*** LISTED ENTRIES ***

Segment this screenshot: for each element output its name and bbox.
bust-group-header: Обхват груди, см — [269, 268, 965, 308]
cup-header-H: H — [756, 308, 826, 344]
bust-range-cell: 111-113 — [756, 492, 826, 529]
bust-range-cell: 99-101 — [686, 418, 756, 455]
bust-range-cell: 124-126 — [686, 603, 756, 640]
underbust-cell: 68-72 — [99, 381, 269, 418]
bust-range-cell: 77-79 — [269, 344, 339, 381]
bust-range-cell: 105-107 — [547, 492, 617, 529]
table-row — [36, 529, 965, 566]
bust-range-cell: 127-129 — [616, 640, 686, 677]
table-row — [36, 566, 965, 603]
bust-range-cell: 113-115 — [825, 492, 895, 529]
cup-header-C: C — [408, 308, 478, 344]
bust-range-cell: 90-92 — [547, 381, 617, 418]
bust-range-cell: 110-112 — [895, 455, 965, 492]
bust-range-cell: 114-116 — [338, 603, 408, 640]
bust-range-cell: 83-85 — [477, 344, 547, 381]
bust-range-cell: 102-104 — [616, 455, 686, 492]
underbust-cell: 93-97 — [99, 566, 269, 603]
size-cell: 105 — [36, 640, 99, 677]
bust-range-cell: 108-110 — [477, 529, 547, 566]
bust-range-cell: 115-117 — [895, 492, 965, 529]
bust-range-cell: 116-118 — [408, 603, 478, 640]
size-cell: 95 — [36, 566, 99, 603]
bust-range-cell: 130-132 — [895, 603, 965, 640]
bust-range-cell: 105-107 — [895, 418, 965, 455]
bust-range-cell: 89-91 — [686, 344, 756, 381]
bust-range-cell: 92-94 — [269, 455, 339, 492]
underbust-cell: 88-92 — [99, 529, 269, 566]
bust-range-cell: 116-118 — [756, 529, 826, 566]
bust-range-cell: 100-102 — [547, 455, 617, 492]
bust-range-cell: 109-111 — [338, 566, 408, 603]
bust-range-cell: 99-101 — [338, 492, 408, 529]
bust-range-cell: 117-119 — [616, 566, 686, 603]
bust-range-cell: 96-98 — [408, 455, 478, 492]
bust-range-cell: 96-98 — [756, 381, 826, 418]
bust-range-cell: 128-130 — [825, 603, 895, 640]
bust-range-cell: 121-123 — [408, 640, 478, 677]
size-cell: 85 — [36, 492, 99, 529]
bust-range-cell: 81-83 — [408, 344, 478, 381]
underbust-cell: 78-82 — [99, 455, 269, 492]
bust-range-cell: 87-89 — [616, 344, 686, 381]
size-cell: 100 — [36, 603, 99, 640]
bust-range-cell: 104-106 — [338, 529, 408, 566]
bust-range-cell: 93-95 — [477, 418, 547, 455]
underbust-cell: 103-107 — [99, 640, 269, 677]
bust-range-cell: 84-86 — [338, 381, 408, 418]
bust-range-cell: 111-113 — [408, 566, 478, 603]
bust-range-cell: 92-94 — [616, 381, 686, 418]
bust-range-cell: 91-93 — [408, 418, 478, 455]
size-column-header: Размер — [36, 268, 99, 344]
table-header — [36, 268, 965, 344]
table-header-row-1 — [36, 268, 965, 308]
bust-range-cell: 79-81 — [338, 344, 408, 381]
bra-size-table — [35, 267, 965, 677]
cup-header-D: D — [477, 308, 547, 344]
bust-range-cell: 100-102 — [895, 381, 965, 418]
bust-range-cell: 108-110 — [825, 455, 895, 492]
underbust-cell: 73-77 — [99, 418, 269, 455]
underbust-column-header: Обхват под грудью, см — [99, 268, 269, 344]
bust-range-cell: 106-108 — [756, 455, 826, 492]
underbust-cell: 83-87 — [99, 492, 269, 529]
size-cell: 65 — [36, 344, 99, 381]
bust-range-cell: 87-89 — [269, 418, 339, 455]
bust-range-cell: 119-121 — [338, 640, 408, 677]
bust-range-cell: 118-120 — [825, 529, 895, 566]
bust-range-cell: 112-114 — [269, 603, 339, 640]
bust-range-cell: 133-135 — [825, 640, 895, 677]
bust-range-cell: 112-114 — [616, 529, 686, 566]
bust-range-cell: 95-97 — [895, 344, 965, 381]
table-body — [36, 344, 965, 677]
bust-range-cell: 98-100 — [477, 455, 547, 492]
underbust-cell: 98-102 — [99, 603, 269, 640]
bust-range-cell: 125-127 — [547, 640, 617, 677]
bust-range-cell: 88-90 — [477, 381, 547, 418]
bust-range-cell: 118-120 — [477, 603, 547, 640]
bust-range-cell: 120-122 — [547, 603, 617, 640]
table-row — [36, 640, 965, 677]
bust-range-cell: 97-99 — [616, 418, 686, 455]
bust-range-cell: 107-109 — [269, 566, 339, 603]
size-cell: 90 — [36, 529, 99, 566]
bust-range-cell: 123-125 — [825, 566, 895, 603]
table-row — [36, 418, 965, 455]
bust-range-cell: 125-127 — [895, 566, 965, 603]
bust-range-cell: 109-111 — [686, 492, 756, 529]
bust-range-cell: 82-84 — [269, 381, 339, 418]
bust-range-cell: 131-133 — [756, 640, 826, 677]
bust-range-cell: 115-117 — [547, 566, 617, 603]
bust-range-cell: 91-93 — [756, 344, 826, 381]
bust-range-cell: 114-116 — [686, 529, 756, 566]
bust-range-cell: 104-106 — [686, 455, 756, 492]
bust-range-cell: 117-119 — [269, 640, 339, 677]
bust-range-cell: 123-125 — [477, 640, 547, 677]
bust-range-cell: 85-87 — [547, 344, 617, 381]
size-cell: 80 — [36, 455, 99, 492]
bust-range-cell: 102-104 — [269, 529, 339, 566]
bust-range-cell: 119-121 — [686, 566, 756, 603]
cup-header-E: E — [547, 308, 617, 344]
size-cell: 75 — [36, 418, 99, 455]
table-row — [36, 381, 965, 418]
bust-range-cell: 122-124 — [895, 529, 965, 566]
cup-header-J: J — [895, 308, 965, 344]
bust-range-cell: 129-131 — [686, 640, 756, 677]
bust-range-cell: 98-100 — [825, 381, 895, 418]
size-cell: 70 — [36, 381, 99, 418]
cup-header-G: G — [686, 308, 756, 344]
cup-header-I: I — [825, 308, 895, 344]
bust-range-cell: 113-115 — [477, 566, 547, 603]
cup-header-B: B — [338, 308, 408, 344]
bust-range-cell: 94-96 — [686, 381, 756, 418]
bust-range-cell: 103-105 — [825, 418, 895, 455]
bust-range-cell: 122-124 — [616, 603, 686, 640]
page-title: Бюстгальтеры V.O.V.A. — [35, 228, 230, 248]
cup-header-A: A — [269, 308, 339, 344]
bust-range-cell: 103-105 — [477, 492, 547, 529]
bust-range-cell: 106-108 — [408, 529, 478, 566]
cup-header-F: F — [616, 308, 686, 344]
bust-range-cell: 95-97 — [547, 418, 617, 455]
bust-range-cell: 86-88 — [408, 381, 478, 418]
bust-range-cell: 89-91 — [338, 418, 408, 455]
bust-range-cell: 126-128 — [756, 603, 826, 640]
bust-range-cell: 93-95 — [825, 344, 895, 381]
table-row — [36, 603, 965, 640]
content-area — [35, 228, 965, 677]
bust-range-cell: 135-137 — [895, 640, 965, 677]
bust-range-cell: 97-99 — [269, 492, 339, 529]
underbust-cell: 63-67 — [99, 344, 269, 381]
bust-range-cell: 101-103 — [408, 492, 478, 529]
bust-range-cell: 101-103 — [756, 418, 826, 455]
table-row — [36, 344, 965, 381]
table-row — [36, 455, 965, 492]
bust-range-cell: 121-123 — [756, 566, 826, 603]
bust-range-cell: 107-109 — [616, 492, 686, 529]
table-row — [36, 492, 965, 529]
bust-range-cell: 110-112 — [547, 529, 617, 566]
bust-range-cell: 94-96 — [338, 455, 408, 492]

***

Copy all of the data above line for line, changing nothing.

Segment this screenshot: for each element output its name and bbox.
bust-group-header: Обхват груди, см — [269, 268, 965, 308]
cup-header-H: H — [756, 308, 826, 344]
bust-range-cell: 111-113 — [756, 492, 826, 529]
bust-range-cell: 99-101 — [686, 418, 756, 455]
bust-range-cell: 124-126 — [686, 603, 756, 640]
underbust-cell: 68-72 — [99, 381, 269, 418]
bust-range-cell: 77-79 — [269, 344, 339, 381]
bust-range-cell: 105-107 — [547, 492, 617, 529]
table-row — [36, 529, 965, 566]
bust-range-cell: 127-129 — [616, 640, 686, 677]
table-row — [36, 566, 965, 603]
bust-range-cell: 113-115 — [825, 492, 895, 529]
cup-header-C: C — [408, 308, 478, 344]
bust-range-cell: 90-92 — [547, 381, 617, 418]
bust-range-cell: 110-112 — [895, 455, 965, 492]
bust-range-cell: 114-116 — [338, 603, 408, 640]
bust-range-cell: 83-85 — [477, 344, 547, 381]
bust-range-cell: 102-104 — [616, 455, 686, 492]
underbust-cell: 93-97 — [99, 566, 269, 603]
size-cell: 105 — [36, 640, 99, 677]
bust-range-cell: 108-110 — [477, 529, 547, 566]
bust-range-cell: 115-117 — [895, 492, 965, 529]
bust-range-cell: 116-118 — [408, 603, 478, 640]
size-cell: 95 — [36, 566, 99, 603]
bust-range-cell: 130-132 — [895, 603, 965, 640]
bust-range-cell: 105-107 — [895, 418, 965, 455]
bust-range-cell: 89-91 — [686, 344, 756, 381]
bust-range-cell: 92-94 — [269, 455, 339, 492]
underbust-cell: 88-92 — [99, 529, 269, 566]
bust-range-cell: 116-118 — [756, 529, 826, 566]
bust-range-cell: 100-102 — [547, 455, 617, 492]
bust-range-cell: 109-111 — [338, 566, 408, 603]
bust-range-cell: 99-101 — [338, 492, 408, 529]
bust-range-cell: 117-119 — [616, 566, 686, 603]
bust-range-cell: 96-98 — [408, 455, 478, 492]
bust-range-cell: 96-98 — [756, 381, 826, 418]
bust-range-cell: 128-130 — [825, 603, 895, 640]
bust-range-cell: 121-123 — [408, 640, 478, 677]
size-cell: 85 — [36, 492, 99, 529]
bust-range-cell: 81-83 — [408, 344, 478, 381]
underbust-cell: 78-82 — [99, 455, 269, 492]
bust-range-cell: 87-89 — [616, 344, 686, 381]
size-cell: 100 — [36, 603, 99, 640]
bust-range-cell: 104-106 — [338, 529, 408, 566]
bust-range-cell: 93-95 — [477, 418, 547, 455]
underbust-cell: 103-107 — [99, 640, 269, 677]
bust-range-cell: 84-86 — [338, 381, 408, 418]
bust-range-cell: 111-113 — [408, 566, 478, 603]
bust-range-cell: 92-94 — [616, 381, 686, 418]
bust-range-cell: 91-93 — [408, 418, 478, 455]
size-column-header: Размер — [36, 268, 99, 344]
table-header — [36, 268, 965, 344]
table-header-row-1 — [36, 268, 965, 308]
bust-range-cell: 79-81 — [338, 344, 408, 381]
bra-size-table — [35, 267, 965, 677]
cup-header-D: D — [477, 308, 547, 344]
bust-range-cell: 100-102 — [895, 381, 965, 418]
bust-range-cell: 108-110 — [825, 455, 895, 492]
underbust-cell: 73-77 — [99, 418, 269, 455]
underbust-column-header: Обхват под грудью, см — [99, 268, 269, 344]
bust-range-cell: 106-108 — [756, 455, 826, 492]
underbust-cell: 83-87 — [99, 492, 269, 529]
size-cell: 65 — [36, 344, 99, 381]
bust-range-cell: 87-89 — [269, 418, 339, 455]
bust-range-cell: 119-121 — [338, 640, 408, 677]
bust-range-cell: 118-120 — [825, 529, 895, 566]
bust-range-cell: 112-114 — [269, 603, 339, 640]
bust-range-cell: 133-135 — [825, 640, 895, 677]
bust-range-cell: 112-114 — [616, 529, 686, 566]
bust-range-cell: 95-97 — [895, 344, 965, 381]
table-body — [36, 344, 965, 677]
bust-range-cell: 98-100 — [477, 455, 547, 492]
underbust-cell: 98-102 — [99, 603, 269, 640]
bust-range-cell: 125-127 — [547, 640, 617, 677]
bust-range-cell: 88-90 — [477, 381, 547, 418]
bust-range-cell: 118-120 — [477, 603, 547, 640]
bust-range-cell: 120-122 — [547, 603, 617, 640]
table-row — [36, 640, 965, 677]
bust-range-cell: 97-99 — [616, 418, 686, 455]
bust-range-cell: 107-109 — [269, 566, 339, 603]
size-cell: 90 — [36, 529, 99, 566]
bust-range-cell: 123-125 — [825, 566, 895, 603]
table-row — [36, 418, 965, 455]
bust-range-cell: 125-127 — [895, 566, 965, 603]
bust-range-cell: 109-111 — [686, 492, 756, 529]
bust-range-cell: 82-84 — [269, 381, 339, 418]
bust-range-cell: 131-133 — [756, 640, 826, 677]
bust-range-cell: 115-117 — [547, 566, 617, 603]
bust-range-cell: 91-93 — [756, 344, 826, 381]
bust-range-cell: 114-116 — [686, 529, 756, 566]
bust-range-cell: 104-106 — [686, 455, 756, 492]
bust-range-cell: 117-119 — [269, 640, 339, 677]
bust-range-cell: 123-125 — [477, 640, 547, 677]
bust-range-cell: 85-87 — [547, 344, 617, 381]
size-cell: 80 — [36, 455, 99, 492]
bust-range-cell: 102-104 — [269, 529, 339, 566]
bust-range-cell: 119-121 — [686, 566, 756, 603]
cup-header-E: E — [547, 308, 617, 344]
size-cell: 75 — [36, 418, 99, 455]
table-row — [36, 381, 965, 418]
bust-range-cell: 122-124 — [895, 529, 965, 566]
cup-header-J: J — [895, 308, 965, 344]
bust-range-cell: 129-131 — [686, 640, 756, 677]
bust-range-cell: 98-100 — [825, 381, 895, 418]
size-cell: 70 — [36, 381, 99, 418]
cup-header-G: G — [686, 308, 756, 344]
cup-header-I: I — [825, 308, 895, 344]
bust-range-cell: 113-115 — [477, 566, 547, 603]
cup-header-B: B — [338, 308, 408, 344]
bust-range-cell: 94-96 — [686, 381, 756, 418]
bust-range-cell: 103-105 — [825, 418, 895, 455]
bust-range-cell: 122-124 — [616, 603, 686, 640]
page-title: Бюстгальтеры V.O.V.A. — [35, 228, 230, 248]
cup-header-A: A — [269, 308, 339, 344]
bust-range-cell: 103-105 — [477, 492, 547, 529]
bust-range-cell: 106-108 — [408, 529, 478, 566]
cup-header-F: F — [616, 308, 686, 344]
bust-range-cell: 95-97 — [547, 418, 617, 455]
bust-range-cell: 86-88 — [408, 381, 478, 418]
bust-range-cell: 89-91 — [338, 418, 408, 455]
bust-range-cell: 126-128 — [756, 603, 826, 640]
bust-range-cell: 93-95 — [825, 344, 895, 381]
table-row — [36, 603, 965, 640]
content-area — [35, 228, 965, 677]
bust-range-cell: 135-137 — [895, 640, 965, 677]
bust-range-cell: 97-99 — [269, 492, 339, 529]
underbust-cell: 63-67 — [99, 344, 269, 381]
bust-range-cell: 101-103 — [408, 492, 478, 529]
bust-range-cell: 101-103 — [756, 418, 826, 455]
table-row — [36, 344, 965, 381]
table-row — [36, 455, 965, 492]
bust-range-cell: 121-123 — [756, 566, 826, 603]
bust-range-cell: 107-109 — [616, 492, 686, 529]
table-row — [36, 492, 965, 529]
bust-range-cell: 110-112 — [547, 529, 617, 566]
bust-range-cell: 94-96 — [338, 455, 408, 492]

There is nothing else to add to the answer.